Return the listing below verbatim. Pictures do not belong in the copy.

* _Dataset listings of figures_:
== == ==

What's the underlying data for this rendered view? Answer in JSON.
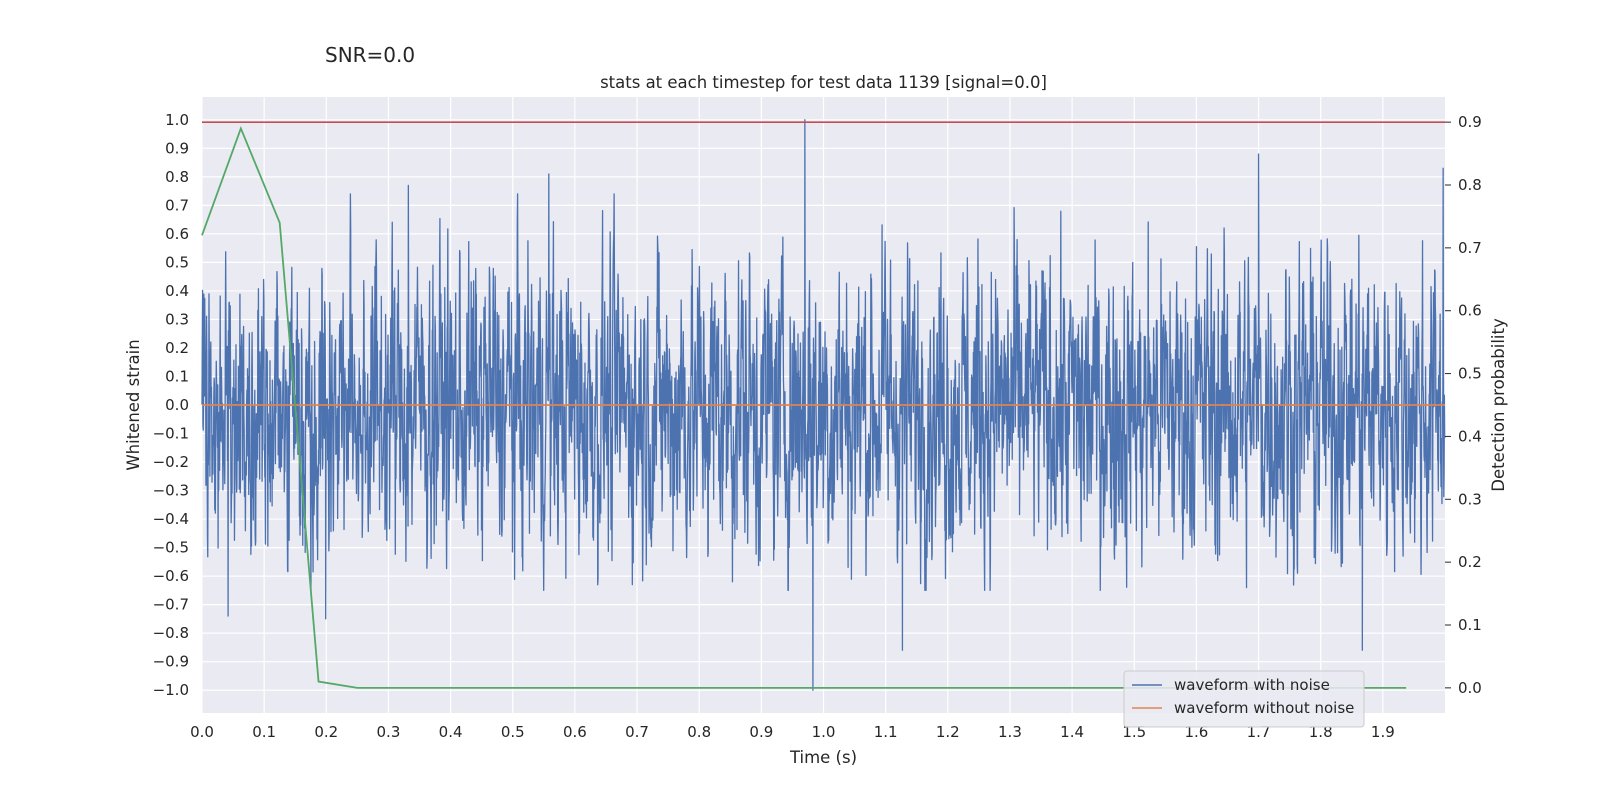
{
  "snr_label": "SNR=0.0",
  "chart_data": {
    "type": "line",
    "title": "stats at each timestep for test data 1139 [signal=0.0]",
    "xlabel": "Time (s)",
    "ylabel": "Whitened strain",
    "y2label": "Detection probability",
    "xlim": [
      0.0,
      2.0
    ],
    "ylim": [
      -1.08,
      1.08
    ],
    "y2lim": [
      -0.04,
      0.94
    ],
    "xticks": [
      0.0,
      0.1,
      0.2,
      0.3,
      0.4,
      0.5,
      0.6,
      0.7,
      0.8,
      0.9,
      1.0,
      1.1,
      1.2,
      1.3,
      1.4,
      1.5,
      1.6,
      1.7,
      1.8,
      1.9
    ],
    "yticks": [
      1.0,
      0.9,
      0.8,
      0.7,
      0.6,
      0.5,
      0.4,
      0.3,
      0.2,
      0.1,
      0.0,
      -0.1,
      -0.2,
      -0.3,
      -0.4,
      -0.5,
      -0.6,
      -0.7,
      -0.8,
      -0.9,
      -1.0
    ],
    "y2ticks": [
      0.9,
      0.8,
      0.7,
      0.6,
      0.5,
      0.4,
      0.3,
      0.2,
      0.1,
      0.0
    ],
    "grid": true,
    "legend_placement": "lower-right",
    "sampling_rate_hz": 2048,
    "colors": {
      "background": "#eaeaf2",
      "grid": "#ffffff",
      "noisy": "#4c72b0",
      "clean": "#dd8452",
      "probability": "#55a868",
      "threshold": "#c44e52"
    },
    "series": [
      {
        "name": "waveform with noise",
        "axis": "left",
        "values_note": "dense noise, 2048 Hz, roughly uniform in [-0.65, 0.75]",
        "extremes": [
          {
            "x": 0.042,
            "y": -0.74
          },
          {
            "x": 0.199,
            "y": -0.75
          },
          {
            "x": 0.332,
            "y": 0.77
          },
          {
            "x": 0.558,
            "y": 0.81
          },
          {
            "x": 0.97,
            "y": 1.0
          },
          {
            "x": 0.983,
            "y": -1.0
          },
          {
            "x": 1.127,
            "y": -0.86
          },
          {
            "x": 1.7,
            "y": 0.88
          },
          {
            "x": 1.867,
            "y": -0.86
          },
          {
            "x": 1.997,
            "y": 0.83
          }
        ]
      },
      {
        "name": "waveform without noise",
        "axis": "left",
        "x": [
          0.0,
          2.0
        ],
        "y": [
          0.0,
          0.0
        ]
      },
      {
        "axis": "right",
        "x": [
          0.0,
          0.0625,
          0.125,
          0.1875,
          0.25,
          0.3125,
          0.5,
          1.0,
          1.5,
          1.9375
        ],
        "y": [
          0.72,
          0.89,
          0.74,
          0.01,
          0.0,
          0.0,
          0.0,
          0.0,
          0.0,
          0.0
        ]
      },
      {
        "axis": "right",
        "x": [
          0.0,
          2.0
        ],
        "y": [
          0.9,
          0.9
        ]
      }
    ]
  }
}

== == ==

* _Reply_:
What's the underlying data for this rendered view? Answer in JSON.
{
  "snr_label": "SNR=0.0",
  "chart_data": {
    "type": "line",
    "title": "stats at each timestep for test data 1139 [signal=0.0]",
    "xlabel": "Time (s)",
    "ylabel": "Whitened strain",
    "y2label": "Detection probability",
    "xlim": [
      0.0,
      2.0
    ],
    "ylim": [
      -1.08,
      1.08
    ],
    "y2lim": [
      -0.04,
      0.94
    ],
    "xticks": [
      0.0,
      0.1,
      0.2,
      0.3,
      0.4,
      0.5,
      0.6,
      0.7,
      0.8,
      0.9,
      1.0,
      1.1,
      1.2,
      1.3,
      1.4,
      1.5,
      1.6,
      1.7,
      1.8,
      1.9
    ],
    "yticks": [
      1.0,
      0.9,
      0.8,
      0.7,
      0.6,
      0.5,
      0.4,
      0.3,
      0.2,
      0.1,
      0.0,
      -0.1,
      -0.2,
      -0.3,
      -0.4,
      -0.5,
      -0.6,
      -0.7,
      -0.8,
      -0.9,
      -1.0
    ],
    "y2ticks": [
      0.9,
      0.8,
      0.7,
      0.6,
      0.5,
      0.4,
      0.3,
      0.2,
      0.1,
      0.0
    ],
    "grid": true,
    "legend_placement": "lower-right",
    "sampling_rate_hz": 2048,
    "colors": {
      "background": "#eaeaf2",
      "grid": "#ffffff",
      "noisy": "#4c72b0",
      "clean": "#dd8452",
      "probability": "#55a868",
      "threshold": "#c44e52"
    },
    "series": [
      {
        "name": "waveform with noise",
        "axis": "left",
        "values_note": "dense noise, 2048 Hz, roughly uniform in [-0.65, 0.75]",
        "extremes": [
          {
            "x": 0.042,
            "y": -0.74
          },
          {
            "x": 0.199,
            "y": -0.75
          },
          {
            "x": 0.332,
            "y": 0.77
          },
          {
            "x": 0.558,
            "y": 0.81
          },
          {
            "x": 0.97,
            "y": 1.0
          },
          {
            "x": 0.983,
            "y": -1.0
          },
          {
            "x": 1.127,
            "y": -0.86
          },
          {
            "x": 1.7,
            "y": 0.88
          },
          {
            "x": 1.867,
            "y": -0.86
          },
          {
            "x": 1.997,
            "y": 0.83
          }
        ]
      },
      {
        "name": "waveform without noise",
        "axis": "left",
        "x": [
          0.0,
          2.0
        ],
        "y": [
          0.0,
          0.0
        ]
      },
      {
        "axis": "right",
        "x": [
          0.0,
          0.0625,
          0.125,
          0.1875,
          0.25,
          0.3125,
          0.5,
          1.0,
          1.5,
          1.9375
        ],
        "y": [
          0.72,
          0.89,
          0.74,
          0.01,
          0.0,
          0.0,
          0.0,
          0.0,
          0.0,
          0.0
        ]
      },
      {
        "axis": "right",
        "x": [
          0.0,
          2.0
        ],
        "y": [
          0.9,
          0.9
        ]
      }
    ]
  }
}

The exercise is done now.